▸ **PROBLEM REQUIREMENTS**
All of the material below is to be returned exactly.

▸ **MATERIAL PROVIDED**
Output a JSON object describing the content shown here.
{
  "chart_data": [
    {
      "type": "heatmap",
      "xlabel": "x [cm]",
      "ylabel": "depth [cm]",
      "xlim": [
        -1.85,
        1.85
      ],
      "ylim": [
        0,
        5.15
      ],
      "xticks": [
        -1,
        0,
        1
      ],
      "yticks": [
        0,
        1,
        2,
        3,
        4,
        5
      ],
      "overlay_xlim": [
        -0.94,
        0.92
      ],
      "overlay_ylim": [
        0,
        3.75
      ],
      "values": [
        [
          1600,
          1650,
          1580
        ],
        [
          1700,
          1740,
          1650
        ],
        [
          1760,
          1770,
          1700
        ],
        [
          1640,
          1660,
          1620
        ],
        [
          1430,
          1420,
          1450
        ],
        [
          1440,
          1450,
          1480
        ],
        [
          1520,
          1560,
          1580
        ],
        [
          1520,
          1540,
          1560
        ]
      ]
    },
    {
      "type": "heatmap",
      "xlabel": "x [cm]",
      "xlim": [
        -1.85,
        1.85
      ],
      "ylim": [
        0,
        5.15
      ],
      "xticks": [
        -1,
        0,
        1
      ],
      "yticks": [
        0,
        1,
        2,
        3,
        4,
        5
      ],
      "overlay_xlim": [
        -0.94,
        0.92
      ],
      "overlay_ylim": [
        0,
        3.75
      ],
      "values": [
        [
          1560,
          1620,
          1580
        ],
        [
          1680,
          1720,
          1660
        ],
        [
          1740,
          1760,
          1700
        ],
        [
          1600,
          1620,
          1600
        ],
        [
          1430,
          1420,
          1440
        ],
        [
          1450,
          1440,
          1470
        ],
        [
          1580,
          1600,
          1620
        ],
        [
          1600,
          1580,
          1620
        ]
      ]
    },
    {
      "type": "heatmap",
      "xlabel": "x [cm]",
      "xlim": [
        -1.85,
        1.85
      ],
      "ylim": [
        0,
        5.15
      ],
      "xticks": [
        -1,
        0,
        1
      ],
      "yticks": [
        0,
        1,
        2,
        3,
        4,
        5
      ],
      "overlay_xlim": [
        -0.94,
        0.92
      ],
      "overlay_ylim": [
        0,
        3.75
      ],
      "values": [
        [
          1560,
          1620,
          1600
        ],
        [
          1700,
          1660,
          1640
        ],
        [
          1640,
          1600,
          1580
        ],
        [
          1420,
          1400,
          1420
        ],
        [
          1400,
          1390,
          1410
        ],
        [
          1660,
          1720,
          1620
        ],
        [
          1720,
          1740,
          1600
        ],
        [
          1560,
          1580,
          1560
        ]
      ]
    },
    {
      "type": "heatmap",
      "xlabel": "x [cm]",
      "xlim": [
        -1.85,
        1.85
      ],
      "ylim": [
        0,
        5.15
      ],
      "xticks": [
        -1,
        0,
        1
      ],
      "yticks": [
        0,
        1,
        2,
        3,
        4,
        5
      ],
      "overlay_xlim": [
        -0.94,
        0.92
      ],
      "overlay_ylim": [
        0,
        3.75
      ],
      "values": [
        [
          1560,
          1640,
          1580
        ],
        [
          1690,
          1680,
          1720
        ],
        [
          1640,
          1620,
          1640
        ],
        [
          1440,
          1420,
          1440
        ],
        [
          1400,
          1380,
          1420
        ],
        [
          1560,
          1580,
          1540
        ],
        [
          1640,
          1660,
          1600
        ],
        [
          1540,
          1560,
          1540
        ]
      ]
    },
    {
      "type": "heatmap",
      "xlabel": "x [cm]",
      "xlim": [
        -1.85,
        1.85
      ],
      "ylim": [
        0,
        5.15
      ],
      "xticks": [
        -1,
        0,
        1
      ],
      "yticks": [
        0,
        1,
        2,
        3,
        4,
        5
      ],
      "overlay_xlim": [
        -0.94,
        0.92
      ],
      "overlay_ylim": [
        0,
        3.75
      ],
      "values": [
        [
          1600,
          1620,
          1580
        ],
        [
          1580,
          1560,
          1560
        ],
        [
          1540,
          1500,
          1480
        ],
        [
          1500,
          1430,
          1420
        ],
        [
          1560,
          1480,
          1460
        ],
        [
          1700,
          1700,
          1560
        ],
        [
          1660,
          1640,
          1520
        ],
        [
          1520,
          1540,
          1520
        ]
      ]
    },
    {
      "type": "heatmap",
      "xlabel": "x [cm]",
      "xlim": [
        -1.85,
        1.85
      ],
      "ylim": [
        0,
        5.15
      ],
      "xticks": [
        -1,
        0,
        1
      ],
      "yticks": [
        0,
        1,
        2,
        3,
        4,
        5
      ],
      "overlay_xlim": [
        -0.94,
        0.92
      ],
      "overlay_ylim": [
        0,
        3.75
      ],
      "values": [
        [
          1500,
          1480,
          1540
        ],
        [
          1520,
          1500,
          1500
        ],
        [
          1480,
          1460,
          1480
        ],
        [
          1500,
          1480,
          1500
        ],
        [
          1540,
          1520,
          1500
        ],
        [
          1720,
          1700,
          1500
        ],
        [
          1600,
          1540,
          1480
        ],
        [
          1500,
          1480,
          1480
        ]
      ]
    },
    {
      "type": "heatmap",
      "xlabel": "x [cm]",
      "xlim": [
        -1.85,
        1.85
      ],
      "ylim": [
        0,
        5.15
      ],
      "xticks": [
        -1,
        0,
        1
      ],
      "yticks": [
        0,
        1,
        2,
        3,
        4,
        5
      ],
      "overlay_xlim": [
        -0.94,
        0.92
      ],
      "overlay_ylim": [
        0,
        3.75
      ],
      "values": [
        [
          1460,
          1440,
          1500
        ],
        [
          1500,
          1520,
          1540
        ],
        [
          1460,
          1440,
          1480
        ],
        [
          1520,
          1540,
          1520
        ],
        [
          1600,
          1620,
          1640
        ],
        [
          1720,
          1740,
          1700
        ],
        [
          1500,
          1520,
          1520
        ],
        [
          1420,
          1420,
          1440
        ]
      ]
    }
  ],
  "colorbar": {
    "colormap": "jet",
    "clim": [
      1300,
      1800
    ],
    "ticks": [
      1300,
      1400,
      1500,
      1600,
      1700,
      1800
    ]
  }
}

▸ **ANSWER TO THIS TASK**
Output a JSON object describing the content shown here.
{
  "chart_data": [
    {
      "type": "heatmap",
      "xlabel": "x [cm]",
      "ylabel": "depth [cm]",
      "xlim": [
        -1.85,
        1.85
      ],
      "ylim": [
        0,
        5.15
      ],
      "xticks": [
        -1,
        0,
        1
      ],
      "yticks": [
        0,
        1,
        2,
        3,
        4,
        5
      ],
      "overlay_xlim": [
        -0.94,
        0.92
      ],
      "overlay_ylim": [
        0,
        3.75
      ],
      "values": [
        [
          1600,
          1650,
          1580
        ],
        [
          1700,
          1740,
          1650
        ],
        [
          1760,
          1770,
          1700
        ],
        [
          1640,
          1660,
          1620
        ],
        [
          1430,
          1420,
          1450
        ],
        [
          1440,
          1450,
          1480
        ],
        [
          1520,
          1560,
          1580
        ],
        [
          1520,
          1540,
          1560
        ]
      ]
    },
    {
      "type": "heatmap",
      "xlabel": "x [cm]",
      "xlim": [
        -1.85,
        1.85
      ],
      "ylim": [
        0,
        5.15
      ],
      "xticks": [
        -1,
        0,
        1
      ],
      "yticks": [
        0,
        1,
        2,
        3,
        4,
        5
      ],
      "overlay_xlim": [
        -0.94,
        0.92
      ],
      "overlay_ylim": [
        0,
        3.75
      ],
      "values": [
        [
          1560,
          1620,
          1580
        ],
        [
          1680,
          1720,
          1660
        ],
        [
          1740,
          1760,
          1700
        ],
        [
          1600,
          1620,
          1600
        ],
        [
          1430,
          1420,
          1440
        ],
        [
          1450,
          1440,
          1470
        ],
        [
          1580,
          1600,
          1620
        ],
        [
          1600,
          1580,
          1620
        ]
      ]
    },
    {
      "type": "heatmap",
      "xlabel": "x [cm]",
      "xlim": [
        -1.85,
        1.85
      ],
      "ylim": [
        0,
        5.15
      ],
      "xticks": [
        -1,
        0,
        1
      ],
      "yticks": [
        0,
        1,
        2,
        3,
        4,
        5
      ],
      "overlay_xlim": [
        -0.94,
        0.92
      ],
      "overlay_ylim": [
        0,
        3.75
      ],
      "values": [
        [
          1560,
          1620,
          1600
        ],
        [
          1700,
          1660,
          1640
        ],
        [
          1640,
          1600,
          1580
        ],
        [
          1420,
          1400,
          1420
        ],
        [
          1400,
          1390,
          1410
        ],
        [
          1660,
          1720,
          1620
        ],
        [
          1720,
          1740,
          1600
        ],
        [
          1560,
          1580,
          1560
        ]
      ]
    },
    {
      "type": "heatmap",
      "xlabel": "x [cm]",
      "xlim": [
        -1.85,
        1.85
      ],
      "ylim": [
        0,
        5.15
      ],
      "xticks": [
        -1,
        0,
        1
      ],
      "yticks": [
        0,
        1,
        2,
        3,
        4,
        5
      ],
      "overlay_xlim": [
        -0.94,
        0.92
      ],
      "overlay_ylim": [
        0,
        3.75
      ],
      "values": [
        [
          1560,
          1640,
          1580
        ],
        [
          1690,
          1680,
          1720
        ],
        [
          1640,
          1620,
          1640
        ],
        [
          1440,
          1420,
          1440
        ],
        [
          1400,
          1380,
          1420
        ],
        [
          1560,
          1580,
          1540
        ],
        [
          1640,
          1660,
          1600
        ],
        [
          1540,
          1560,
          1540
        ]
      ]
    },
    {
      "type": "heatmap",
      "xlabel": "x [cm]",
      "xlim": [
        -1.85,
        1.85
      ],
      "ylim": [
        0,
        5.15
      ],
      "xticks": [
        -1,
        0,
        1
      ],
      "yticks": [
        0,
        1,
        2,
        3,
        4,
        5
      ],
      "overlay_xlim": [
        -0.94,
        0.92
      ],
      "overlay_ylim": [
        0,
        3.75
      ],
      "values": [
        [
          1600,
          1620,
          1580
        ],
        [
          1580,
          1560,
          1560
        ],
        [
          1540,
          1500,
          1480
        ],
        [
          1500,
          1430,
          1420
        ],
        [
          1560,
          1480,
          1460
        ],
        [
          1700,
          1700,
          1560
        ],
        [
          1660,
          1640,
          1520
        ],
        [
          1520,
          1540,
          1520
        ]
      ]
    },
    {
      "type": "heatmap",
      "xlabel": "x [cm]",
      "xlim": [
        -1.85,
        1.85
      ],
      "ylim": [
        0,
        5.15
      ],
      "xticks": [
        -1,
        0,
        1
      ],
      "yticks": [
        0,
        1,
        2,
        3,
        4,
        5
      ],
      "overlay_xlim": [
        -0.94,
        0.92
      ],
      "overlay_ylim": [
        0,
        3.75
      ],
      "values": [
        [
          1500,
          1480,
          1540
        ],
        [
          1520,
          1500,
          1500
        ],
        [
          1480,
          1460,
          1480
        ],
        [
          1500,
          1480,
          1500
        ],
        [
          1540,
          1520,
          1500
        ],
        [
          1720,
          1700,
          1500
        ],
        [
          1600,
          1540,
          1480
        ],
        [
          1500,
          1480,
          1480
        ]
      ]
    },
    {
      "type": "heatmap",
      "xlabel": "x [cm]",
      "xlim": [
        -1.85,
        1.85
      ],
      "ylim": [
        0,
        5.15
      ],
      "xticks": [
        -1,
        0,
        1
      ],
      "yticks": [
        0,
        1,
        2,
        3,
        4,
        5
      ],
      "overlay_xlim": [
        -0.94,
        0.92
      ],
      "overlay_ylim": [
        0,
        3.75
      ],
      "values": [
        [
          1460,
          1440,
          1500
        ],
        [
          1500,
          1520,
          1540
        ],
        [
          1460,
          1440,
          1480
        ],
        [
          1520,
          1540,
          1520
        ],
        [
          1600,
          1620,
          1640
        ],
        [
          1720,
          1740,
          1700
        ],
        [
          1500,
          1520,
          1520
        ],
        [
          1420,
          1420,
          1440
        ]
      ]
    }
  ],
  "colorbar": {
    "colormap": "jet",
    "clim": [
      1300,
      1800
    ],
    "ticks": [
      1300,
      1400,
      1500,
      1600,
      1700,
      1800
    ]
  }
}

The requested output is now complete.